◆ **EXTRACT**:
◆ ◆ ◆ ◆ ◆ ◆ ◆

Healthcare 2025: The Year We Stopped Pretending
Tonight, 22 million Americans lose their health insurance subsidies.
Tomorrow, they find out the ACA never actually helped them.
That’s not a policy change.
That’s a confession.
What We’re Covering Today.
COVID subsidies expire tonight and what it reveals about the ACA
Congress pays hospitals 145% more than independent physicians for the same work
The Thompson assassination and the nonprofit hospitals doing the same thing
GLP-1s are reversing chronic disease and threatening the business model
$18 billion in Medicaid fraud under Tim Walz that nobody wants to discuss
RFK Jr. talks fluoride while CMS runs Soviet-style central planning
How the One Big Beautiful Bill actually had to pass
PBM reform has bipartisan support and zero action
The donation economy that keeps healthcare broken
2026: The Rojas Report agenda
New to healthcare policy? Definitions are at the bottom.
1. COVID Subsidies Die Tonight
Tonight, 22 million Americans lose their health insurance subsidies. Tomorrow, they find out the ACA never actually helped them.
The enhanced premium tax credits were pandemic emergency relief. Extended through the Inflation Reduction Act. Always set to expire December 31, 2025.
Congress chose not to extend. A 42-day shutdown. Political theater. No plan.
Here’s what nobody will say: premiums aren’t doubling. They’re returning to where they always were.
If “expiration” means doubling, then the ACA never actually made coverage affordable. The subsidies masked the failure.
22 million people received temporary relief from a system that never fixed underlying costs.
And why is the federal government handing $40 billion to insurance companies as subsidies for copays and deductibles? These are Cost Sharing Reduction payments. They go directly to insurers. Not to patients. To carriers.
The money flows to insurers. The prices stay high. The patient stays stuck.
The ACA didn’t solve anything. It laundered taxpayer dollars through the insurance industry.
2. Congress Hates Doctors, Including the Doctors in Congress
Some doctors in Congress have an F on healthcare. They campaign in white coats and vote with the hospital lobby.

◆ ◆ ◆ ◆ ◆ ◆ ◆

◆ **ACTIVITY 1**: Summarize the Healthcare 2025 extract in two sentences.
◆ **ACTIVITY 2**: Translate this sentence from the Healthcare 2025 extract into Spanish: "The enhanced premium tax credits were pandemic emergency relief."
◆ **ACTIVITY 3**: Reproduce the Healthcare 2025 extract from "1. COVID Subsidies" to "fixed underlying costs.".

◆ **RECORDS SUPPLIED**:
◆ ◆ ◆ ◆ ◆ ◆ ◆

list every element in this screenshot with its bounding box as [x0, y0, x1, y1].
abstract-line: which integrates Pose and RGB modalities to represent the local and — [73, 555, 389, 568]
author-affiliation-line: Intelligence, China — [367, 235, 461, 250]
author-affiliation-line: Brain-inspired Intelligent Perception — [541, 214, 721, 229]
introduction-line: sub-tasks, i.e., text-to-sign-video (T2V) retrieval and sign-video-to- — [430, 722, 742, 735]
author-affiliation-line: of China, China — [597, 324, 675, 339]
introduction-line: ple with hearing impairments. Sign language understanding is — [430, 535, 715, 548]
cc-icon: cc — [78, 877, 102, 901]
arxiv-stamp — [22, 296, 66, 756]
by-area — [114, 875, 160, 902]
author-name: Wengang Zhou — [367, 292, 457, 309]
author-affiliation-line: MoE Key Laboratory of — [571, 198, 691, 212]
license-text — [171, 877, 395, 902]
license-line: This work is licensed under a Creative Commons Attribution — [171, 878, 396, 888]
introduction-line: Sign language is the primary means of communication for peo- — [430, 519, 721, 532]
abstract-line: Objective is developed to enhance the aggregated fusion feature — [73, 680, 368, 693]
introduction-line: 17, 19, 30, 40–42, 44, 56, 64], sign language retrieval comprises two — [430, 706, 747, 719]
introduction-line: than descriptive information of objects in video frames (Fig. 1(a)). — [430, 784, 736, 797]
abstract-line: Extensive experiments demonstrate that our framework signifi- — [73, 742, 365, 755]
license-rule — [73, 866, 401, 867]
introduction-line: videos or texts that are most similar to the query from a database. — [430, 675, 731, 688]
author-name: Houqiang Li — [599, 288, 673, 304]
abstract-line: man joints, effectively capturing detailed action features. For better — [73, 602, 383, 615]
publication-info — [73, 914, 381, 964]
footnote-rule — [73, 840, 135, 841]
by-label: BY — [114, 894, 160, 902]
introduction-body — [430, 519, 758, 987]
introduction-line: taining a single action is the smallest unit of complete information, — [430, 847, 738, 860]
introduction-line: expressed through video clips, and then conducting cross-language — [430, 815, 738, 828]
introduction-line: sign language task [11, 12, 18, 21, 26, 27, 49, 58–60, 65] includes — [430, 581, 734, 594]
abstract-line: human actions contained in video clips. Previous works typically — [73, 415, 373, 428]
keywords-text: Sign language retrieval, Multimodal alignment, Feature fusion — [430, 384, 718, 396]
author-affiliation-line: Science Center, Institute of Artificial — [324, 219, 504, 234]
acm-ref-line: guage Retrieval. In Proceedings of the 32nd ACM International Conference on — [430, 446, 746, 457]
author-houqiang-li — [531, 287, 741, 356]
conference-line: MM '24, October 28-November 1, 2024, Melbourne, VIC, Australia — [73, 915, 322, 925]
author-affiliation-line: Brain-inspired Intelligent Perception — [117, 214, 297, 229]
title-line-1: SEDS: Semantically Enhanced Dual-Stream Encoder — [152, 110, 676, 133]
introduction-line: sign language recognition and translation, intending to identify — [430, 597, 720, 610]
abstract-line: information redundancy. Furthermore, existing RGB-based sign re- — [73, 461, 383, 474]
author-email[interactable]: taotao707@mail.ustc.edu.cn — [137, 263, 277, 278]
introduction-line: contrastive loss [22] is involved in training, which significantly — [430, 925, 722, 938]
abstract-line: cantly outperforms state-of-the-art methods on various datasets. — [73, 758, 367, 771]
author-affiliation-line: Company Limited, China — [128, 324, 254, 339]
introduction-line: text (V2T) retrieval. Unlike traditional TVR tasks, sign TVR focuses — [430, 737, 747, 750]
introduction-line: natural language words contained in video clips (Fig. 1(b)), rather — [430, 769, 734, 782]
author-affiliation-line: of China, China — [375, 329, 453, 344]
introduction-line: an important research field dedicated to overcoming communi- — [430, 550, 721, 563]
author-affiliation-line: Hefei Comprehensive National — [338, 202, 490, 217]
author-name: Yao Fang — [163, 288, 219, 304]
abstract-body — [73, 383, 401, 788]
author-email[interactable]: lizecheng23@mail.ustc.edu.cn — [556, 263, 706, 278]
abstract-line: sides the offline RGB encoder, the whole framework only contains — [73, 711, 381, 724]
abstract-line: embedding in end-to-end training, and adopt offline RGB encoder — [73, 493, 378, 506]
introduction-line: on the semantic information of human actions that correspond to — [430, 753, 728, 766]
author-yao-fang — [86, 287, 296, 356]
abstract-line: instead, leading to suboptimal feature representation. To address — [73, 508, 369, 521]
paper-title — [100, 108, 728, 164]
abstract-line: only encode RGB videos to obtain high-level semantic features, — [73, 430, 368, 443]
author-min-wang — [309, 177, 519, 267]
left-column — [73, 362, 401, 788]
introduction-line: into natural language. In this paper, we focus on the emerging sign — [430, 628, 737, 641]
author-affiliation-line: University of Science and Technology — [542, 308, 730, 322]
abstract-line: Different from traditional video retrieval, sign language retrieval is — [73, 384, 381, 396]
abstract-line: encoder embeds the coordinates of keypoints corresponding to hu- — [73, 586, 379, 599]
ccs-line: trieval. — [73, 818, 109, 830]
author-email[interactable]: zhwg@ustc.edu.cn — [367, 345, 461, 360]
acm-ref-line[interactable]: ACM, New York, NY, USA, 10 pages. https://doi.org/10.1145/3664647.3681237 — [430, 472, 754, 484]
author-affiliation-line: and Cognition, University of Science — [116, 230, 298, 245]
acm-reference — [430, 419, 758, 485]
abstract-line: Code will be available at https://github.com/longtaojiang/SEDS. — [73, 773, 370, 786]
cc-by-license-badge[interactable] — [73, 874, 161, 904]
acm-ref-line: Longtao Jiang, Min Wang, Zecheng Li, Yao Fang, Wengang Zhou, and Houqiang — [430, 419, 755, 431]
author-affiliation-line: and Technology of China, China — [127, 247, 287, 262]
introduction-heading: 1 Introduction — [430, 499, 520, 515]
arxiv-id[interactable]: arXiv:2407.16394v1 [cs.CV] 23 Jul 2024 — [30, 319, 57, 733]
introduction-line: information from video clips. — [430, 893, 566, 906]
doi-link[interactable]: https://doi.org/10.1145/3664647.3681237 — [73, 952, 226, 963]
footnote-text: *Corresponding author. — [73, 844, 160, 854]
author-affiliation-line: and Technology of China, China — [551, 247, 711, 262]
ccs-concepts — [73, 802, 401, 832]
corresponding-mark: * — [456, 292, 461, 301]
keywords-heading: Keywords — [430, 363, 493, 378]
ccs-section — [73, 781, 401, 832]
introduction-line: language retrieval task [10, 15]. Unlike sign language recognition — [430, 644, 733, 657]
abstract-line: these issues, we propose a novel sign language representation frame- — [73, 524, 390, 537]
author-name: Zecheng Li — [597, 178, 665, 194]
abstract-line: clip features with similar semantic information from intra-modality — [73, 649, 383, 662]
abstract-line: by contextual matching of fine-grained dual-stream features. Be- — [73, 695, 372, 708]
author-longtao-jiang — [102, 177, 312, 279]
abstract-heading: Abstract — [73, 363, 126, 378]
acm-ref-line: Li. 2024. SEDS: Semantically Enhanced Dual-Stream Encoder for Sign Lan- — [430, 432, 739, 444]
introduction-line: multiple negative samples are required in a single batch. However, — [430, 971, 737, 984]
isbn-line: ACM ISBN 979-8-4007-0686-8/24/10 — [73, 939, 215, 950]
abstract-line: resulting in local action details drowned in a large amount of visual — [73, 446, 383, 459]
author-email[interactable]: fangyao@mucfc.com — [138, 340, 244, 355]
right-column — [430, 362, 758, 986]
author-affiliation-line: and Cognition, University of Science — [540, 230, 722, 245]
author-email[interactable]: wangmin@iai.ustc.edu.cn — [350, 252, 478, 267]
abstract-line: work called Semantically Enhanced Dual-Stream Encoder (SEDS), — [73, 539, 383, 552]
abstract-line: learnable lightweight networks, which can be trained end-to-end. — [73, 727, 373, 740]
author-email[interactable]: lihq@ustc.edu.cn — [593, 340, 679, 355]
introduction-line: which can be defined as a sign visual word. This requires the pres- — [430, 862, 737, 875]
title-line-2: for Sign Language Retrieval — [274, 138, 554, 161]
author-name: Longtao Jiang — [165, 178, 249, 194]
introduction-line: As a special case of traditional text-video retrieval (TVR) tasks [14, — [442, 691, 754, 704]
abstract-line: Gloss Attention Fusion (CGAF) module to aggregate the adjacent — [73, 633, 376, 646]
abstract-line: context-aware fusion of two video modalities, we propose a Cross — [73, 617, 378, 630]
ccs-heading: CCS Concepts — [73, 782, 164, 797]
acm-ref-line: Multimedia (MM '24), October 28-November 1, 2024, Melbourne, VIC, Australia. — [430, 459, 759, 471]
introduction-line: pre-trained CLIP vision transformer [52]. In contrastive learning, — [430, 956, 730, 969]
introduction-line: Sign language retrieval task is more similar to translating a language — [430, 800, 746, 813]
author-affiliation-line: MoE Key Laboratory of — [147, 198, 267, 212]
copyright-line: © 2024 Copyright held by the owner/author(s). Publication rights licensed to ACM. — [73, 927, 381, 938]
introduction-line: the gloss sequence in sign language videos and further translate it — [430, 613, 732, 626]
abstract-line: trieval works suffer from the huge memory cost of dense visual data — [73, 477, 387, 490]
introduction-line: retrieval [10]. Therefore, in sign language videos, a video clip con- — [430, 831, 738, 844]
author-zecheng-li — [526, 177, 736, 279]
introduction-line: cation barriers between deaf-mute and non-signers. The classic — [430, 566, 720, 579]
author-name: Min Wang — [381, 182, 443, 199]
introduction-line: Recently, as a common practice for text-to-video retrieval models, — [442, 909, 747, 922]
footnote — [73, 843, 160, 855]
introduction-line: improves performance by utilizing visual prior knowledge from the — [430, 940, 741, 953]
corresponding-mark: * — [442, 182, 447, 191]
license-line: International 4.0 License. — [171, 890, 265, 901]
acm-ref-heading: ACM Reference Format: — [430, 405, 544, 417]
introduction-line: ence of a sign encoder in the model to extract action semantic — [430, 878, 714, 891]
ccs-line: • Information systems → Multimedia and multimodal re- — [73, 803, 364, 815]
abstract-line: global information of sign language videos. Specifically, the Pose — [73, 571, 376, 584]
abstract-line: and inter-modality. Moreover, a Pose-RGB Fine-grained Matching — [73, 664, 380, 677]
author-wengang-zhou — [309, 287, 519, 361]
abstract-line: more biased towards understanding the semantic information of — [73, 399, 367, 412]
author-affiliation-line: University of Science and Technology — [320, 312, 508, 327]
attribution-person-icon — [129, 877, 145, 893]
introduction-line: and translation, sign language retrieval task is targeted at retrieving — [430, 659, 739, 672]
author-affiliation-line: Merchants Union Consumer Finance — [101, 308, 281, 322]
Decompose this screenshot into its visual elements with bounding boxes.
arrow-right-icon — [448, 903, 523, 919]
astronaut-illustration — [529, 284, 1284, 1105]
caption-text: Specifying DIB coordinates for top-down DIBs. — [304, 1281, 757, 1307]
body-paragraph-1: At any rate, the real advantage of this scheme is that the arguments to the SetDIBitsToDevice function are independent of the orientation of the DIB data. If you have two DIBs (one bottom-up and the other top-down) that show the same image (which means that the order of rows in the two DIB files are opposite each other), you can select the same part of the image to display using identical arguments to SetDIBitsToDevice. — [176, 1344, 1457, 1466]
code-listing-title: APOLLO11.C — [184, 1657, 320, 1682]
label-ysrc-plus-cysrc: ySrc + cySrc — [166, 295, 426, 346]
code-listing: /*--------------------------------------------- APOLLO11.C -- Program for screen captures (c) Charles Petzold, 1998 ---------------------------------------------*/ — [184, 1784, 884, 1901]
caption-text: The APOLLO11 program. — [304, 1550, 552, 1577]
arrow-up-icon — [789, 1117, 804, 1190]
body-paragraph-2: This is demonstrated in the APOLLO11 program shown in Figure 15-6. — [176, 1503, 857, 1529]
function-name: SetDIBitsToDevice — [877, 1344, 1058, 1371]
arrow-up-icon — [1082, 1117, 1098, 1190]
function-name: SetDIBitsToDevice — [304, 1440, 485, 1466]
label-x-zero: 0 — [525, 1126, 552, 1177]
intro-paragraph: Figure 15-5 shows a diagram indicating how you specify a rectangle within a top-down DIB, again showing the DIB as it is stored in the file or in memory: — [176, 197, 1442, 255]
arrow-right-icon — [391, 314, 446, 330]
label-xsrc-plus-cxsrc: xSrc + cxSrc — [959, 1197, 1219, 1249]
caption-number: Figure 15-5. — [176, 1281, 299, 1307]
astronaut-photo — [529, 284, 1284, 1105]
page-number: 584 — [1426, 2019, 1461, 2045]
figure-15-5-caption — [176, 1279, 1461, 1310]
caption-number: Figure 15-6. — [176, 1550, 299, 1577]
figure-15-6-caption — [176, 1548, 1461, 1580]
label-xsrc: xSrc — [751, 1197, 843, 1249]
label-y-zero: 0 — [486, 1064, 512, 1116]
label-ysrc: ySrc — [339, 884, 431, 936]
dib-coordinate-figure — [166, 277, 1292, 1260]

◆ ◆ ◆ ◆ ◆ ◆ ◆

◆ **FINAL ANSWER 1**: The extract says that 22 million Americans lose their health insurance subsidies tonight because the enhanced premium tax credits, which were pandemic relief extended through the Inflation Reduction Act, expire on December 31, 2025, and Congress chose not to extend them. It argues that premiums are returning to their earlier level rather than doubling, that the ACA never made coverage affordable, and that $40 billion in Cost Sharing Reduction payments goes to insurers rather than to patients.

◆ **FINAL ANSWER 2**: Los créditos fiscales mejorados para las primas fueron una ayuda de emergencia por la pandemia.

◆ **FINAL ANSWER 3**:
1. COVID Subsidies Die Tonight
Tonight, 22 million Americans lose their health insurance subsidies. Tomorrow, they find out the ACA never actually helped them.
The enhanced premium tax credits were pandemic emergency relief. Extended through the Inflation Reduction Act. Always set to expire December 31, 2025.
Congress chose not to extend. A 42-day shutdown. Political theater. No plan.
Here’s what nobody will say: premiums aren’t doubling. They’re returning to where they always were.
If “expiration” means doubling, then the ACA never actually made coverage affordable. The subsidies masked the failure.
22 million people received temporary relief from a system that never fixed underlying costs.